--- Begin Extracted records ---

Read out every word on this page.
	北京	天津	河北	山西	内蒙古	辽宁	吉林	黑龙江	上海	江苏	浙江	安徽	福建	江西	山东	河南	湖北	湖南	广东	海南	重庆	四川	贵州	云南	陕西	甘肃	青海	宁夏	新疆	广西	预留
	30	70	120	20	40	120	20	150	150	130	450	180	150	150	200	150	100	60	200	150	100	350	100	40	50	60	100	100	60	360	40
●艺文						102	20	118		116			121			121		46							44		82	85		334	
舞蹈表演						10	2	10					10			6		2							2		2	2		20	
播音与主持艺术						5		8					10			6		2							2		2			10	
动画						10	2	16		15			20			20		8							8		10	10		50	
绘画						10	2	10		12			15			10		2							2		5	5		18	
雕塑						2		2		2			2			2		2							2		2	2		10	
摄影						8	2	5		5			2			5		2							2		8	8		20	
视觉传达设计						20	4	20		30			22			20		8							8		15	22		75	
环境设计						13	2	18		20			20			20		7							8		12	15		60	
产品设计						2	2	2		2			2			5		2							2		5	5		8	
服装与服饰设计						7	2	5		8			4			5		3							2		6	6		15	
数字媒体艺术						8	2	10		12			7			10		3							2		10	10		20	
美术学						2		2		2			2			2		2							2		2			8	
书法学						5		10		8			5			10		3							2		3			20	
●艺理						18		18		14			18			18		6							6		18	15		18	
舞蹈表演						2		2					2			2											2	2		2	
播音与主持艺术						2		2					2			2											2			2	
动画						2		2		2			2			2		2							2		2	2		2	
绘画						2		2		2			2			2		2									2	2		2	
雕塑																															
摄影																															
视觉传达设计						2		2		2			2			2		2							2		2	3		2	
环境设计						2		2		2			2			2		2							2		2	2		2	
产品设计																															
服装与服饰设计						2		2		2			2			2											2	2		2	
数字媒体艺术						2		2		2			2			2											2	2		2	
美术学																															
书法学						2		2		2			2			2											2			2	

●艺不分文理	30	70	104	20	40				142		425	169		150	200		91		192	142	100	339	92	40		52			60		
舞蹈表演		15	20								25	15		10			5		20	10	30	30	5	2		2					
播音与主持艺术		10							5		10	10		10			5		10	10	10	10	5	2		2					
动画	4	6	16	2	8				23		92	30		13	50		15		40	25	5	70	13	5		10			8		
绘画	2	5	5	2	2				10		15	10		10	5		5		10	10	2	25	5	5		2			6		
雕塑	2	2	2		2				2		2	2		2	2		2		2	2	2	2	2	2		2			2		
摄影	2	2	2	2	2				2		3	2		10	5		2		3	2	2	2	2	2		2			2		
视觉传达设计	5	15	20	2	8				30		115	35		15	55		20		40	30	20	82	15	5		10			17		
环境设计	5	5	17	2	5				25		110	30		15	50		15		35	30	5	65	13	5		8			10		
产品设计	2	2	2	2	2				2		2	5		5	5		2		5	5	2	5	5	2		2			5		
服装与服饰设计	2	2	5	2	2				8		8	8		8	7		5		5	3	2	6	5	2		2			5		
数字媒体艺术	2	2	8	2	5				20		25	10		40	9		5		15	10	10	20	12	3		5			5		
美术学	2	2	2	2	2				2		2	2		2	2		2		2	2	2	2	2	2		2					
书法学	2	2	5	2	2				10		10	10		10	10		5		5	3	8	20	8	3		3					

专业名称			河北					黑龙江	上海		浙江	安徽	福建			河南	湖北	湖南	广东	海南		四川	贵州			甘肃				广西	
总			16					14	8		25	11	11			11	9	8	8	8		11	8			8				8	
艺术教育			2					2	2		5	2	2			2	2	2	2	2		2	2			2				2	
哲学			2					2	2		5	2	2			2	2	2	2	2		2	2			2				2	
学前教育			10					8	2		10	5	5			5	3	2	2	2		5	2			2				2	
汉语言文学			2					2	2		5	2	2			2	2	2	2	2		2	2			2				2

--- End Extracted records ---

- [The request]:
Where a line in the entries holds the word "视觉传达设计", copy that line.

- [Correct response]:
视觉传达设计						20	4	20		30			22			20		8							8		15	22		75	
视觉传达设计						2		2		2			2			2		2							2		2	3		2	
视觉传达设计	5	15	20	2	8				30		115	35		15	55		20		40	30	20	82	15	5		10			17		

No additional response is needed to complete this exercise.